Extracted data entries:
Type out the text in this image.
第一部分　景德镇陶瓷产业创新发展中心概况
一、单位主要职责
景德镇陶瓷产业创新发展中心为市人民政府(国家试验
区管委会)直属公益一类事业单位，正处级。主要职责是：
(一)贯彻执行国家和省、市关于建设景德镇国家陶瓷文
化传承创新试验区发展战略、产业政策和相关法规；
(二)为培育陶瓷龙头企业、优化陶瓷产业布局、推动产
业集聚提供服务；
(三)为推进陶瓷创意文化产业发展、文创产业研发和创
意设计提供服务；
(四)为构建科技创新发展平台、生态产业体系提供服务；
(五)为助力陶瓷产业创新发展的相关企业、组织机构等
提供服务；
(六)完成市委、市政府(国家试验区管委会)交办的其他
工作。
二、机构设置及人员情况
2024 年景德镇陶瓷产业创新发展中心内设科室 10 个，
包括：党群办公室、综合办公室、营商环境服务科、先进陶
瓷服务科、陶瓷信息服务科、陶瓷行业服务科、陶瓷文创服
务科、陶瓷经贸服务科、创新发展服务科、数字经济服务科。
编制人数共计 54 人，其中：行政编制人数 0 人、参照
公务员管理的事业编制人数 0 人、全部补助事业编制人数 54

• WRITTEN PROBLEM:
Retype the records in full. Keep every line identical to the original.

• ANSWER TO THIS EXERCISE:
Type out the text in this image.
第一部分　景德镇陶瓷产业创新发展中心概况
一、单位主要职责
景德镇陶瓷产业创新发展中心为市人民政府(国家试验
区管委会)直属公益一类事业单位，正处级。主要职责是：
(一)贯彻执行国家和省、市关于建设景德镇国家陶瓷文
化传承创新试验区发展战略、产业政策和相关法规；
(二)为培育陶瓷龙头企业、优化陶瓷产业布局、推动产
业集聚提供服务；
(三)为推进陶瓷创意文化产业发展、文创产业研发和创
意设计提供服务；
(四)为构建科技创新发展平台、生态产业体系提供服务；
(五)为助力陶瓷产业创新发展的相关企业、组织机构等
提供服务；
(六)完成市委、市政府(国家试验区管委会)交办的其他
工作。
二、机构设置及人员情况
2024 年景德镇陶瓷产业创新发展中心内设科室 10 个，
包括：党群办公室、综合办公室、营商环境服务科、先进陶
瓷服务科、陶瓷信息服务科、陶瓷行业服务科、陶瓷文创服
务科、陶瓷经贸服务科、创新发展服务科、数字经济服务科。
编制人数共计 54 人，其中：行政编制人数 0 人、参照
公务员管理的事业编制人数 0 人、全部补助事业编制人数 54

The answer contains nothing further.